### Reading text
Following our passion is following our passion. It’s not following the result. The paradox exists when we say, “Follow your passion and everything will fall into place.” Instead, we must say, “Follow your passion, so that you may follow your passion.” The unknown results are part of the adventure of life — it’s not about the destination, it’s about the journey.
In Station Eleven they didn’t say, forget this acting, forget this art, we need to survive. They said, “survival is insufficient.” Implying that art is more important than survival. What a courageous way to live one’s life.
Passion Doesn’t Fit Neatly into A Box
And what if following our passion doesn’t neatly translate into a career direction that results in a livelihood? Again, the paradox. It’s possible that we may have several passions. It’s also possible that in our several passions there is a connecting thread that is not immediately discernable. If so, we will never discover the connecting thread until we fully invest ourselves in our passions.
Here’s a mundane example. One extension of our brand strategy work is designing websites for people we’ve done brand work with. Sometimes we are asked to take on the maintenance of their websites once they’re built. But I really don’t enjoy doing web maintenance, and truthfully there are far better people than I for that kind of service. But as people become comfortable working with us, we seem to fall into it.
Then I had this hairbrained idea of offering web maintenance as a service and expanding it. I thought to myself, if we had a couple hundred web maintenance clients, I could do a little of this mindless work each day and make an easy income. Even as I had the thought it felt ludicrous, because I dislike this kind of work. It doesn’t matter how much web maintenance is in demand, it’s not what I’m supposed to be doing.
Truth be told, I don’t even like designing websites, as it’s tedious and often heavily left-brain. I only enjoy doing it for clients we’ve developed a brand strategy with and who I can fully get behind their vision. In those instances, it’s fun to bring their vision to life through their website. And at that point I know their brand so well I can easily visualize how their site needs to look and feel. But merely designing websites for the sake of designing websites feels horrid to me.
My passion is helping people bring their visions to life. That’s what gets me jazzed about the work. If I decided to add a web maintenance branch to our business I imagine it would fall flat, because it wouldn’t be authentic for me. But I provide this service for exactly two clients because I love and resonate with their vision and want to see them succeed in every way. And if they came to me and said they found someone else to maintain their sites, I’d be overjoyed for them.
It's not about profit, or filling a niche, or meeting a market demand. It’s about aligning our work and activity with those things that feel deeply authentic to us. I haven’t become homeless and destitute following this path. In fact, I’ve grown hugely and continuously, and I feel more joyful each day of my life.
Growth and Transformation is My Passion
Growth and transformation is my passion, which means continuously growing and evolving and assisting others to do the same. But how do you make a career around this? One way is the writing of words such as these. Another is by helping businesses and individuals create brands that are themselves transformational — bringing true and authentic visions to life — which is itself revolutionary because it’s not about profit. Profit is insufficient.

### Stated task A
Revise the records starting with the line with "svr-body [342, 278, 466, 306]" and going on through the line with "chart2-svg [50, 674, 284, 904]" so that "bleed-actuator-box" becomes "bleed-actuator-frame", leaving everything else unchanged, and return only those lines.
The essay on passion and the records have no connection to each other.

### Dataset records
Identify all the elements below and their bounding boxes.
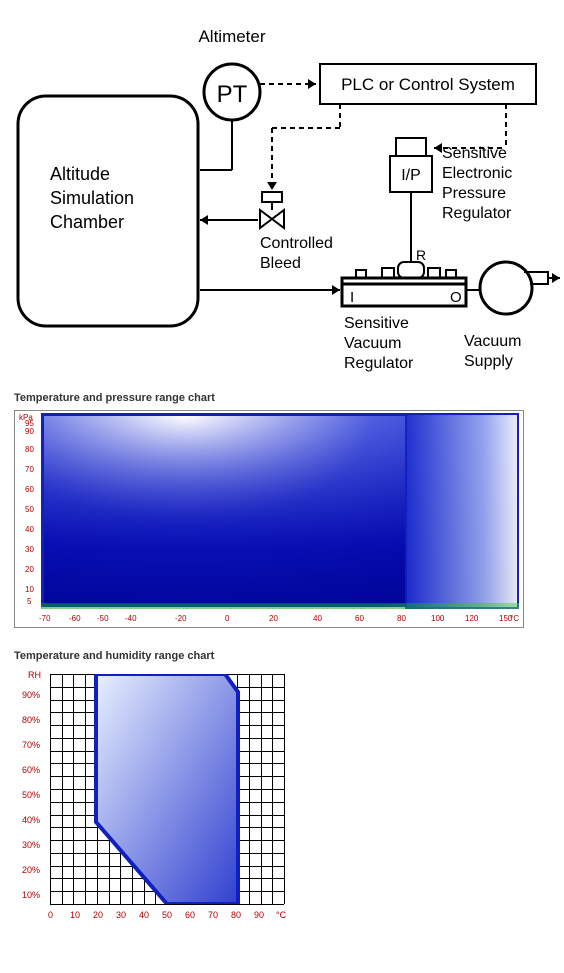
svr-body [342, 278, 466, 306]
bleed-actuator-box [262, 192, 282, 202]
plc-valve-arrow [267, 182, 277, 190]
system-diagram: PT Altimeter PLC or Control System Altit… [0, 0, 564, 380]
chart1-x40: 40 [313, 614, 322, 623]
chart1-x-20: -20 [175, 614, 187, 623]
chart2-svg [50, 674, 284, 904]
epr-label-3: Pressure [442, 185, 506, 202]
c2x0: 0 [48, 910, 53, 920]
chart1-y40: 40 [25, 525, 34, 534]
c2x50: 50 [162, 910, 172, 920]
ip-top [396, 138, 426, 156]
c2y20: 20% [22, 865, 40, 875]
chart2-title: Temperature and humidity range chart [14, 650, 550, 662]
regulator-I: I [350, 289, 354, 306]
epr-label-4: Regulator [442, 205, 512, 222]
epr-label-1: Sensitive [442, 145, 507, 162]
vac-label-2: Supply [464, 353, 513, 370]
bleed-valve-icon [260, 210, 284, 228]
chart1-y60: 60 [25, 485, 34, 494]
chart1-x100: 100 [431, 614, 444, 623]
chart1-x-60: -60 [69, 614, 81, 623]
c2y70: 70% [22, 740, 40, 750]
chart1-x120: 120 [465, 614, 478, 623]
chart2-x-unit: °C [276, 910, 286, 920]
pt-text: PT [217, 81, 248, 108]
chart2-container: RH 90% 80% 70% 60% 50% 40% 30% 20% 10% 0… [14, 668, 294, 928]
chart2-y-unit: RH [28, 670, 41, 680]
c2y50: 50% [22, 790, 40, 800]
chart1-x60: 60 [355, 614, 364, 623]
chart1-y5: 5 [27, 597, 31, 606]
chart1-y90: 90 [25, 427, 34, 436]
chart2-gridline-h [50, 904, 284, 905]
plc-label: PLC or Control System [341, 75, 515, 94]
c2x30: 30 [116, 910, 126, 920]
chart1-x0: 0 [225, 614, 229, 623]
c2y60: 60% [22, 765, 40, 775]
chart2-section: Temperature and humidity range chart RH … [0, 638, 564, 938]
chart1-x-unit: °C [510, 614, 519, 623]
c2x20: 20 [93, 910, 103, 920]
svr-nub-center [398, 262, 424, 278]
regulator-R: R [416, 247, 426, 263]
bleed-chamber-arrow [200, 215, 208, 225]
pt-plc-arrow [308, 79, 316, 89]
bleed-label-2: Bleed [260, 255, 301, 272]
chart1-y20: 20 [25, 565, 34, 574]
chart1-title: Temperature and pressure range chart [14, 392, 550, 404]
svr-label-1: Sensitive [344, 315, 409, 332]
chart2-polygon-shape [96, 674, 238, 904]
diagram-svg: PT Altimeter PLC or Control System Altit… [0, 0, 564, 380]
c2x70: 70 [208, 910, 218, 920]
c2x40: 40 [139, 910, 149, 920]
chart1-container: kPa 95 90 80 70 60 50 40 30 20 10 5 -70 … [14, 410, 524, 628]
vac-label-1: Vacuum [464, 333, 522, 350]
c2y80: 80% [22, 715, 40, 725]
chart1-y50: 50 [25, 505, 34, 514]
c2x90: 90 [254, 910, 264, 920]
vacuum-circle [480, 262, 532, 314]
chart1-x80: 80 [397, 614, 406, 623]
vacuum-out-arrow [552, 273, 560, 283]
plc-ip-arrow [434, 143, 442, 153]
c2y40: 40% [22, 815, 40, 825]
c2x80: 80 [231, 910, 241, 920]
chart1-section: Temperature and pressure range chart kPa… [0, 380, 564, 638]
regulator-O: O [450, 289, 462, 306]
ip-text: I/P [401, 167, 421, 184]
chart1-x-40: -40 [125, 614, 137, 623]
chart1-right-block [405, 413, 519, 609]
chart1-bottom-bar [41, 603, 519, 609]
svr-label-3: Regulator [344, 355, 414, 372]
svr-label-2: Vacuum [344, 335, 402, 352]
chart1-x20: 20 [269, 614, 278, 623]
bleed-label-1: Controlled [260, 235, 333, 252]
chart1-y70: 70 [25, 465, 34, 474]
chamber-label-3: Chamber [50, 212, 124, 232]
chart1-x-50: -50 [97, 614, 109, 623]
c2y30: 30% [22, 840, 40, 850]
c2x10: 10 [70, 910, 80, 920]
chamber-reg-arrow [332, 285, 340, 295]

### Stated task B
From the essay on passion, copy word for word the passage starting with "My passion is" and going on through "of my life.".

### Full output A
svr-body [342, 278, 466, 306]
bleed-actuator-frame [262, 192, 282, 202]
plc-valve-arrow [267, 182, 277, 190]
system-diagram: PT Altimeter PLC or Control System Altit… [0, 0, 564, 380]
chart1-x40: 40 [313, 614, 322, 623]
chart1-x-20: -20 [175, 614, 187, 623]
chart2-svg [50, 674, 284, 904]

### Full output B
My passion is helping people bring their visions to life. That’s what gets me jazzed about the work. If I decided to add a web maintenance branch to our business I imagine it would fall flat, because it wouldn’t be authentic for me. But I provide this service for exactly two clients because I love and resonate with their vision and want to see them succeed in every way. And if they came to me and said they found someone else to maintain their sites, I’d be overjoyed for them.
It's not about profit, or filling a niche, or meeting a market demand. It’s about aligning our work and activity with those things that feel deeply authentic to us. I haven’t become homeless and destitute following this path. In fact, I’ve grown hugely and continuously, and I feel more joyful each day of my life.